• What the task asks: Extract all data as written.

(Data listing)
===

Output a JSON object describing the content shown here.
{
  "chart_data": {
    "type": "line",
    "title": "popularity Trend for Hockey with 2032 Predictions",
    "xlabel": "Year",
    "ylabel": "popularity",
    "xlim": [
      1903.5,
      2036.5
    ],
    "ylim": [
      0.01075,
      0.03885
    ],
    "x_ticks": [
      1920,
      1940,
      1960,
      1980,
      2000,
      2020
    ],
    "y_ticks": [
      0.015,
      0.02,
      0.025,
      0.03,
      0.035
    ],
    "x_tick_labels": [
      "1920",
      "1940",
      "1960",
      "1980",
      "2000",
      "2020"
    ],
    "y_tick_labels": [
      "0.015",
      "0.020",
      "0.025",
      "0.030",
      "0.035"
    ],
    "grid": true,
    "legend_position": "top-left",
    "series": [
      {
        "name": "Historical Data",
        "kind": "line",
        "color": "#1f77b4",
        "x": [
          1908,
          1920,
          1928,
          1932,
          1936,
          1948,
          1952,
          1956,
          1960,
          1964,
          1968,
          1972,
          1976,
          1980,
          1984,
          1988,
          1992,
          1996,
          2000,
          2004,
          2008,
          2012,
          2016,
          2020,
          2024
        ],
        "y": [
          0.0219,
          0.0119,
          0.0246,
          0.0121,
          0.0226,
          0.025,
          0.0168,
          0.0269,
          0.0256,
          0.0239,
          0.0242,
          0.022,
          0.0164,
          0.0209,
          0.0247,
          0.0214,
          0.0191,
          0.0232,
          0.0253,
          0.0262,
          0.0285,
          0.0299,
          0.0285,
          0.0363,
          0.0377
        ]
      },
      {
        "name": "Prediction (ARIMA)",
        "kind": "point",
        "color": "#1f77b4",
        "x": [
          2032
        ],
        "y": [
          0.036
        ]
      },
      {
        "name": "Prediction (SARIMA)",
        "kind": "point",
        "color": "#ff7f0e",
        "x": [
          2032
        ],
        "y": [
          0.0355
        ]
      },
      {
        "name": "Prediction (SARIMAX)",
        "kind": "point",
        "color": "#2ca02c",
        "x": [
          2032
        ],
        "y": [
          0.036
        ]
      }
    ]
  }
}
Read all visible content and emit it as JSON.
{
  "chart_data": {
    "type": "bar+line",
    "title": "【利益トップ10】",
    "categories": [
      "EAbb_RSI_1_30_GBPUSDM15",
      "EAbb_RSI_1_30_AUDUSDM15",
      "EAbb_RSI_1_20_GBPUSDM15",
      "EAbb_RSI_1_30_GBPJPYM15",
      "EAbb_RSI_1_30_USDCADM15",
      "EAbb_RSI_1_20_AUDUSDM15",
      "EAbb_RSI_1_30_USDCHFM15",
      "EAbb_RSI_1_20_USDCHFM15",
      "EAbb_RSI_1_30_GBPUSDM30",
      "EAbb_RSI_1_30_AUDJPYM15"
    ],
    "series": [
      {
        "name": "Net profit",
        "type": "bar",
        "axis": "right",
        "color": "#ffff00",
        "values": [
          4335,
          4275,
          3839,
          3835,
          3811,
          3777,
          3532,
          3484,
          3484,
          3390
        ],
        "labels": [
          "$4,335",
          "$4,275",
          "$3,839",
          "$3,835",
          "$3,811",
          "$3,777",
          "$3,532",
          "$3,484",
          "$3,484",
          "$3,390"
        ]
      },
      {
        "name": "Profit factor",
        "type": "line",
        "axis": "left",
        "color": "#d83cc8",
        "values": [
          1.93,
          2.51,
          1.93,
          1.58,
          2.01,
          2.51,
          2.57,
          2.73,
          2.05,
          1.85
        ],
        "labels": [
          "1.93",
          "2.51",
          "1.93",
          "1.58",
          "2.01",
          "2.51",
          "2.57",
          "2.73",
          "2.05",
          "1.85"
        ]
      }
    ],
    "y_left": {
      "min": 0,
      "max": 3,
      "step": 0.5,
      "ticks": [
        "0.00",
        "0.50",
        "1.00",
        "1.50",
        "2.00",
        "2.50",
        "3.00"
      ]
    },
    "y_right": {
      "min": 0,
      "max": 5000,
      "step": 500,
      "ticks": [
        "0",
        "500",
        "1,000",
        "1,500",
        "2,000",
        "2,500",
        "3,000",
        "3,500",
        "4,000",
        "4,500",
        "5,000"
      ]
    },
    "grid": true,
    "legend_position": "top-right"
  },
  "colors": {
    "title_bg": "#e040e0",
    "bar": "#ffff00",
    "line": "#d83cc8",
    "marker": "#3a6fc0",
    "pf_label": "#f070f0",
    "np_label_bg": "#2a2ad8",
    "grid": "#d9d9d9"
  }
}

===

• The answer:
Output a JSON object describing the content shown here.
{
  "chart_data": {
    "type": "line",
    "title": "popularity Trend for Hockey with 2032 Predictions",
    "xlabel": "Year",
    "ylabel": "popularity",
    "xlim": [
      1903.5,
      2036.5
    ],
    "ylim": [
      0.01075,
      0.03885
    ],
    "x_ticks": [
      1920,
      1940,
      1960,
      1980,
      2000,
      2020
    ],
    "y_ticks": [
      0.015,
      0.02,
      0.025,
      0.03,
      0.035
    ],
    "x_tick_labels": [
      "1920",
      "1940",
      "1960",
      "1980",
      "2000",
      "2020"
    ],
    "y_tick_labels": [
      "0.015",
      "0.020",
      "0.025",
      "0.030",
      "0.035"
    ],
    "grid": true,
    "legend_position": "top-left",
    "series": [
      {
        "name": "Historical Data",
        "kind": "line",
        "color": "#1f77b4",
        "x": [
          1908,
          1920,
          1928,
          1932,
          1936,
          1948,
          1952,
          1956,
          1960,
          1964,
          1968,
          1972,
          1976,
          1980,
          1984,
          1988,
          1992,
          1996,
          2000,
          2004,
          2008,
          2012,
          2016,
          2020,
          2024
        ],
        "y": [
          0.0219,
          0.0119,
          0.0246,
          0.0121,
          0.0226,
          0.025,
          0.0168,
          0.0269,
          0.0256,
          0.0239,
          0.0242,
          0.022,
          0.0164,
          0.0209,
          0.0247,
          0.0214,
          0.0191,
          0.0232,
          0.0253,
          0.0262,
          0.0285,
          0.0299,
          0.0285,
          0.0363,
          0.0377
        ]
      },
      {
        "name": "Prediction (ARIMA)",
        "kind": "point",
        "color": "#1f77b4",
        "x": [
          2032
        ],
        "y": [
          0.036
        ]
      },
      {
        "name": "Prediction (SARIMA)",
        "kind": "point",
        "color": "#ff7f0e",
        "x": [
          2032
        ],
        "y": [
          0.0355
        ]
      },
      {
        "name": "Prediction (SARIMAX)",
        "kind": "point",
        "color": "#2ca02c",
        "x": [
          2032
        ],
        "y": [
          0.036
        ]
      }
    ]
  }
}
Read all visible content and emit it as JSON.
{
  "chart_data": {
    "type": "bar+line",
    "title": "【利益トップ10】",
    "categories": [
      "EAbb_RSI_1_30_GBPUSDM15",
      "EAbb_RSI_1_30_AUDUSDM15",
      "EAbb_RSI_1_20_GBPUSDM15",
      "EAbb_RSI_1_30_GBPJPYM15",
      "EAbb_RSI_1_30_USDCADM15",
      "EAbb_RSI_1_20_AUDUSDM15",
      "EAbb_RSI_1_30_USDCHFM15",
      "EAbb_RSI_1_20_USDCHFM15",
      "EAbb_RSI_1_30_GBPUSDM30",
      "EAbb_RSI_1_30_AUDJPYM15"
    ],
    "series": [
      {
        "name": "Net profit",
        "type": "bar",
        "axis": "right",
        "color": "#ffff00",
        "values": [
          4335,
          4275,
          3839,
          3835,
          3811,
          3777,
          3532,
          3484,
          3484,
          3390
        ],
        "labels": [
          "$4,335",
          "$4,275",
          "$3,839",
          "$3,835",
          "$3,811",
          "$3,777",
          "$3,532",
          "$3,484",
          "$3,484",
          "$3,390"
        ]
      },
      {
        "name": "Profit factor",
        "type": "line",
        "axis": "left",
        "color": "#d83cc8",
        "values": [
          1.93,
          2.51,
          1.93,
          1.58,
          2.01,
          2.51,
          2.57,
          2.73,
          2.05,
          1.85
        ],
        "labels": [
          "1.93",
          "2.51",
          "1.93",
          "1.58",
          "2.01",
          "2.51",
          "2.57",
          "2.73",
          "2.05",
          "1.85"
        ]
      }
    ],
    "y_left": {
      "min": 0,
      "max": 3,
      "step": 0.5,
      "ticks": [
        "0.00",
        "0.50",
        "1.00",
        "1.50",
        "2.00",
        "2.50",
        "3.00"
      ]
    },
    "y_right": {
      "min": 0,
      "max": 5000,
      "step": 500,
      "ticks": [
        "0",
        "500",
        "1,000",
        "1,500",
        "2,000",
        "2,500",
        "3,000",
        "3,500",
        "4,000",
        "4,500",
        "5,000"
      ]
    },
    "grid": true,
    "legend_position": "top-right"
  },
  "colors": {
    "title_bg": "#e040e0",
    "bar": "#ffff00",
    "line": "#d83cc8",
    "marker": "#3a6fc0",
    "pf_label": "#f070f0",
    "np_label_bg": "#2a2ad8",
    "grid": "#d9d9d9"
  }
}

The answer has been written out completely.